Data shown.
______

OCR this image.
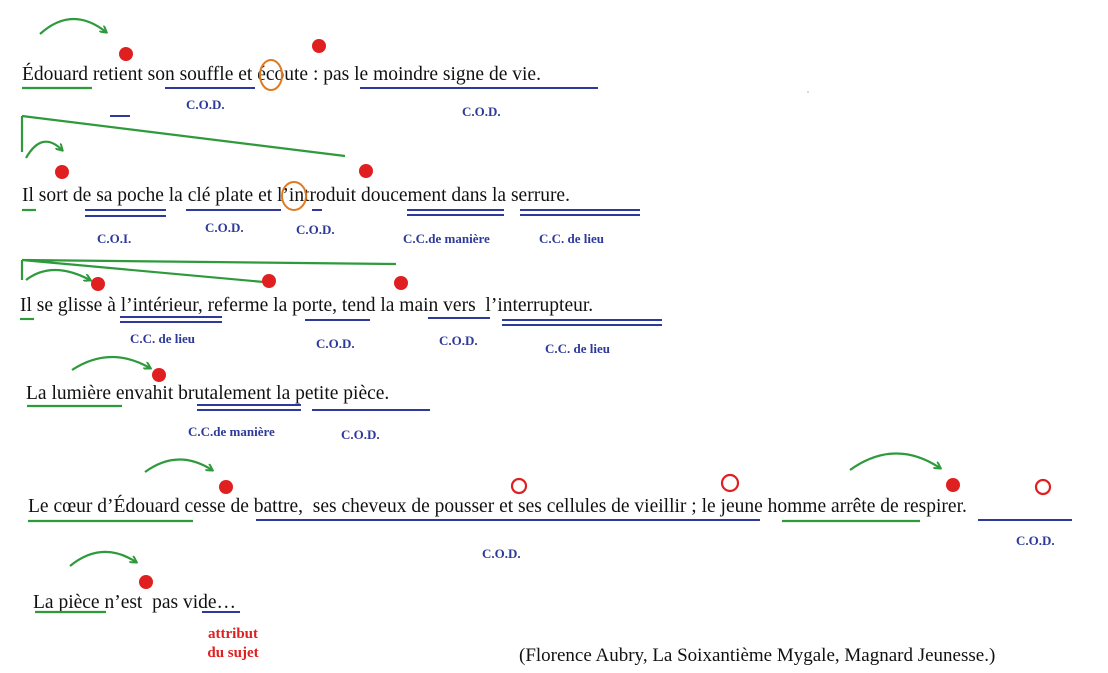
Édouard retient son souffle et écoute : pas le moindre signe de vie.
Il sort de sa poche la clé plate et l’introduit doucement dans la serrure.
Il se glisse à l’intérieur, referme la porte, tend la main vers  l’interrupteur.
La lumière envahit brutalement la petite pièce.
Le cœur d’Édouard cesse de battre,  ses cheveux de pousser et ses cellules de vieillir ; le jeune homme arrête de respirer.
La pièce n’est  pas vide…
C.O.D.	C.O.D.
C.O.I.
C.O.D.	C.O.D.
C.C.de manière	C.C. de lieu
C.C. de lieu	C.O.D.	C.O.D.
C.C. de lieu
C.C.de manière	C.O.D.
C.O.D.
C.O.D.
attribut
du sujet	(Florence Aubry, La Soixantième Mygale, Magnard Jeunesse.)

______

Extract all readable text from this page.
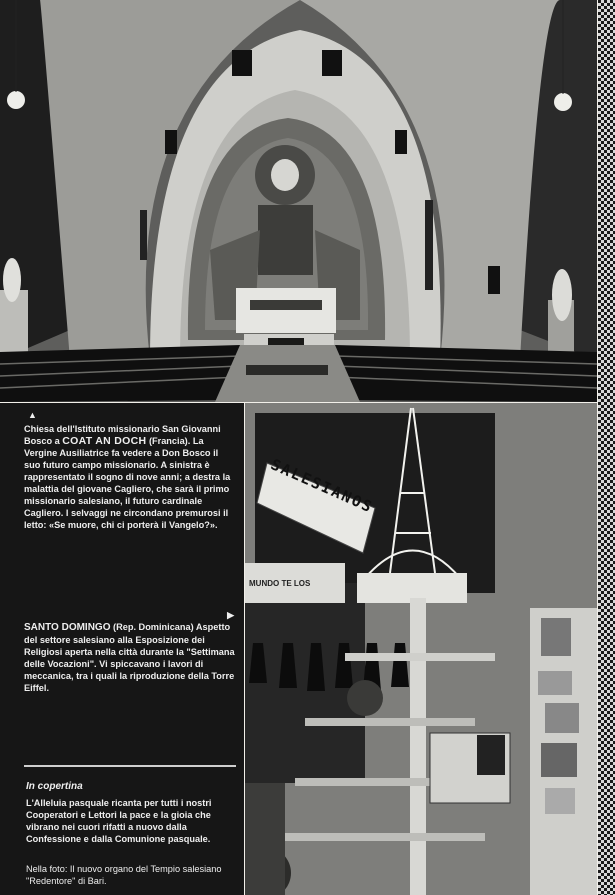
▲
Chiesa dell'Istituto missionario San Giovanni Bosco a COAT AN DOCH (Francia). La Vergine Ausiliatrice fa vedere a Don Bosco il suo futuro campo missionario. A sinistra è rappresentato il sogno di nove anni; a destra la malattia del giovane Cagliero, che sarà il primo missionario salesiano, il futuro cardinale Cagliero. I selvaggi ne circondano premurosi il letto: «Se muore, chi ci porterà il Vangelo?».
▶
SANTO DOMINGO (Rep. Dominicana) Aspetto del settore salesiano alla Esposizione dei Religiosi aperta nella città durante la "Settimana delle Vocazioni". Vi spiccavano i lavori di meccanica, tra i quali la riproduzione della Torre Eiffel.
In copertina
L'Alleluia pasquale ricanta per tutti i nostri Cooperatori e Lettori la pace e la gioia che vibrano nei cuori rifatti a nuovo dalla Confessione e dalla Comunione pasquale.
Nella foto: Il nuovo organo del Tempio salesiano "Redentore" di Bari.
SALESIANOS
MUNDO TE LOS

______

To be done. Where does the word "this" appear? Return each line that holds it.

Task response.
OCR this image.
Extract all readable text from this page.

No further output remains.